TEXTO EXTRAÍDO>
┏━━
EL HÁBITAT DE LOS MATRIMONIOS INGLESES
 
 
          Las más frecuentes interrogantes que solían hacerse los padres que habían enviado a sus hijos a Gran Bretaña para aprender y perfeccionar el idioma inglés eran aquellas que se centraban en el carácter familiar, el “habitat”, el comportamiento o la forma de vivir de aquellos matrimonios que, por espacio de varias semanas, se convertían en “interesados anfitriones” de los pequeños huéspedes.
 
          Por regla general, y dentro de los condados de Hertfordshire y Essex, de los que hemos tenido experiencias directas, sus habitantes se caracterizaban, por encima de todo, por una acusada austeridad, tanto en vestimenta como en vivienda. En aquellos núcleos urbanos, todos ellos muy cercanos a Londres, y convertidos en “ciudades dormitorios” como Harlow o Welwyn Garden City, no existía o no abundaba la ostentación ni el lujo, pero tampoco se observaba -a pesar del índice de parados de Gran Bretaña- el más mínimo vestigio de miseria. La pobreza exterior -llámese cuevas, chozas o chabolas- estaba totalmente erradicada. En los “Town Centre” (zonas comerciales y principales vías) no vimos ni mendigos ni pedigüeños. En la periferia de estas localidades no existían “cinturones de vergüenza” y según la “Social Trends”, compendio anual de gráficos y estadísticas que catalogaban la forma de vida del Reino Unido, decía que a pesar de la cifra récord de desempleados -tres millones-, de la recesión y de la inquietud que reinaba en las ciudades, “la gran mayoría nunca ha vivido mejor que ahora”.
┗━━
EXTRACTO DE DATOS>
┏━━
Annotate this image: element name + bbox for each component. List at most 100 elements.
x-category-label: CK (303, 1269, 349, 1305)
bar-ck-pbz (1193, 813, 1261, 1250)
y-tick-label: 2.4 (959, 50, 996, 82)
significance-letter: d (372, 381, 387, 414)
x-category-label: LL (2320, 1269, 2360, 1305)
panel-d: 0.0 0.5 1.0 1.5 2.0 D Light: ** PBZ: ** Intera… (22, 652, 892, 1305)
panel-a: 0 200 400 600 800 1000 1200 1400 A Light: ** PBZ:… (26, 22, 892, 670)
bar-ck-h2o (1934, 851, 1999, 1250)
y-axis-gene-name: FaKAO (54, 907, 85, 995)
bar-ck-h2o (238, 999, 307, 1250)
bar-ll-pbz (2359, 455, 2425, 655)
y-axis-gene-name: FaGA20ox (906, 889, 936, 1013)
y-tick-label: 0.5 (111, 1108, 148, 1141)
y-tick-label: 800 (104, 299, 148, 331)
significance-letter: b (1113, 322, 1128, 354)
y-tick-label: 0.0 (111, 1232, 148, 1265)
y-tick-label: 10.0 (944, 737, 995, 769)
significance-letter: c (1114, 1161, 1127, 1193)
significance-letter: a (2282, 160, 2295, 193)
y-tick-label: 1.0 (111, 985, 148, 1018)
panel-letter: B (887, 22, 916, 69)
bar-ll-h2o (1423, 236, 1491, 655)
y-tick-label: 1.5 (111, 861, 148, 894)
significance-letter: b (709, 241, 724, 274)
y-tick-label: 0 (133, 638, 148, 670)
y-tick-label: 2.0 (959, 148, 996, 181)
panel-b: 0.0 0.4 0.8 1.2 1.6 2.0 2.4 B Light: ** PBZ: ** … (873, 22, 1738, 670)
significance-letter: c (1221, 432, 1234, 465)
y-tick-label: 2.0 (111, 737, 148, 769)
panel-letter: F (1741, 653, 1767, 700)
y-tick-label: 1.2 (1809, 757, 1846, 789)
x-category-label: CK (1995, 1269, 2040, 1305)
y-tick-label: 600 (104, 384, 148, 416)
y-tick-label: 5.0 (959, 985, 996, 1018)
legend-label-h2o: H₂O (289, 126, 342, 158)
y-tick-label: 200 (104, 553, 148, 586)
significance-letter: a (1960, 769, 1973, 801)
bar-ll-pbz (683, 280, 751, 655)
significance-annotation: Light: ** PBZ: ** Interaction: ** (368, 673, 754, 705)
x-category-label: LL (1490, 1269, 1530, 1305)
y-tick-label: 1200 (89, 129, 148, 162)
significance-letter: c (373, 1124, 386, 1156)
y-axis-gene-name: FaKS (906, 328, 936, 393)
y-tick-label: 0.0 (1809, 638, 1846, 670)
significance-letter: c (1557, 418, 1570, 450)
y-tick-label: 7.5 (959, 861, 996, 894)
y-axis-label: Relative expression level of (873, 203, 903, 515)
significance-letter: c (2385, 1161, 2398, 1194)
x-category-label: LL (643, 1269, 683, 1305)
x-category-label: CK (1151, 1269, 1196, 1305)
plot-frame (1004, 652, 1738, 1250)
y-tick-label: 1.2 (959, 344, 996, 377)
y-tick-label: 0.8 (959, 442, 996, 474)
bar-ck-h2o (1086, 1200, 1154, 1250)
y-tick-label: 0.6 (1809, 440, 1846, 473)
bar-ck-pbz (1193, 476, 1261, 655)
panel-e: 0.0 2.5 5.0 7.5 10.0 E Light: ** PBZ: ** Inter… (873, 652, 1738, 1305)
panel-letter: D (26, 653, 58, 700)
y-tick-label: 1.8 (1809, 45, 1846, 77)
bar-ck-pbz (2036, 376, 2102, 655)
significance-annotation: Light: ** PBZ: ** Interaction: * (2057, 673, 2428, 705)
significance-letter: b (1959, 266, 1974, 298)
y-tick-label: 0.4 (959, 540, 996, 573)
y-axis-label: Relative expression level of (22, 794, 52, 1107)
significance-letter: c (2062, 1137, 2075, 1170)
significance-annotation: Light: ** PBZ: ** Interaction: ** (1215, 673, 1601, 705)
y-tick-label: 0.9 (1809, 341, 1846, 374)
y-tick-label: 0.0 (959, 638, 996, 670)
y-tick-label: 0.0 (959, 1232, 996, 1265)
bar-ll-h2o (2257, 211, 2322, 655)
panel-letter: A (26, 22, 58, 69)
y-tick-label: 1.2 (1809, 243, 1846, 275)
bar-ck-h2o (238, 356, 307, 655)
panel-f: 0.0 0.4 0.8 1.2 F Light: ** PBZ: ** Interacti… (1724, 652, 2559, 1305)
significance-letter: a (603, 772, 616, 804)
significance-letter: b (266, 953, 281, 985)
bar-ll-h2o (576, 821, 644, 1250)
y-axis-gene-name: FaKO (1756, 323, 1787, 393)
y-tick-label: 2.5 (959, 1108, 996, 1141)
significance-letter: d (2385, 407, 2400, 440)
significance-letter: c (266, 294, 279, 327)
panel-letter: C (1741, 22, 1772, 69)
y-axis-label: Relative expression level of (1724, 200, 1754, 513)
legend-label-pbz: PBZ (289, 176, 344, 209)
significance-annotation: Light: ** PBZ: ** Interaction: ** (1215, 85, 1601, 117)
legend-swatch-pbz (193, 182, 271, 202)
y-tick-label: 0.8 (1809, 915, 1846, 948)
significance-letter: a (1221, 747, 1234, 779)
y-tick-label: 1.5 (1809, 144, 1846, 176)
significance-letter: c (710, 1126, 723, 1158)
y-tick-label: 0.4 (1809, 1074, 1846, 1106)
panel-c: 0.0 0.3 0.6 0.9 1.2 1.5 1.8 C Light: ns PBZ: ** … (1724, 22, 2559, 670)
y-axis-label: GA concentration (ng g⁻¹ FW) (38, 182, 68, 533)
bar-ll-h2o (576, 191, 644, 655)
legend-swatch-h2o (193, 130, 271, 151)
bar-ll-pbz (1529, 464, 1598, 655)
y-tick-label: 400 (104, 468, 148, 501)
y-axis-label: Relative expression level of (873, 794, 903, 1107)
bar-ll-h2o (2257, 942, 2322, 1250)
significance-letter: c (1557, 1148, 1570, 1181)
┗━━
TAREAS DEL EJERCICIO>
[1] Según el texto sobre los matrimonios ingleses, ¿qué rasgo caracterizaba por encima de todo a los habitantes de Hertfordshire y Essex?
[2] Prosigue el texto sobre los matrimonios ingleses a partir de su última frase.
Las filas no guardan ninguna relación con el texto sobre los matrimonios ingleses.

RESPUESTAS POR TAREA>
[1] Una acusada austeridad, tanto en vestimenta como en vivienda.

[2]
 
          No acostumbraban a “llenarse de hijos” los matrimonios británicos. Lo normal, la parejita, que solía llevarse muy bien, pasándose todo el día, o casi todo el día, dentro del hogar, que también comprendía el jardín frontal y el huerto trasero. No se veía a los niños jugando en las calles. ¿Dónde se metían los niños británicos en verano, por ejemplo, que no tenían, normalmente, rigores climatológicos? Veían transcurrir los días, sobre todo, los de verano, jugando sobre una moqueta que, poco a poco, se iba poblando de innumerables juguetes: toda clase de “puzzles” y pasatiempos; artilugios para meditar, a los que eran muy proclives estos inglesitos que aún seguían con la euforia de los juegos matemáticos y ya estaban inmersos en el mundo de las pequeñas computadoras, habiendo superado ya el “cubo mágico”, fabuloso éxito del inventor húngaro Erno Rubick.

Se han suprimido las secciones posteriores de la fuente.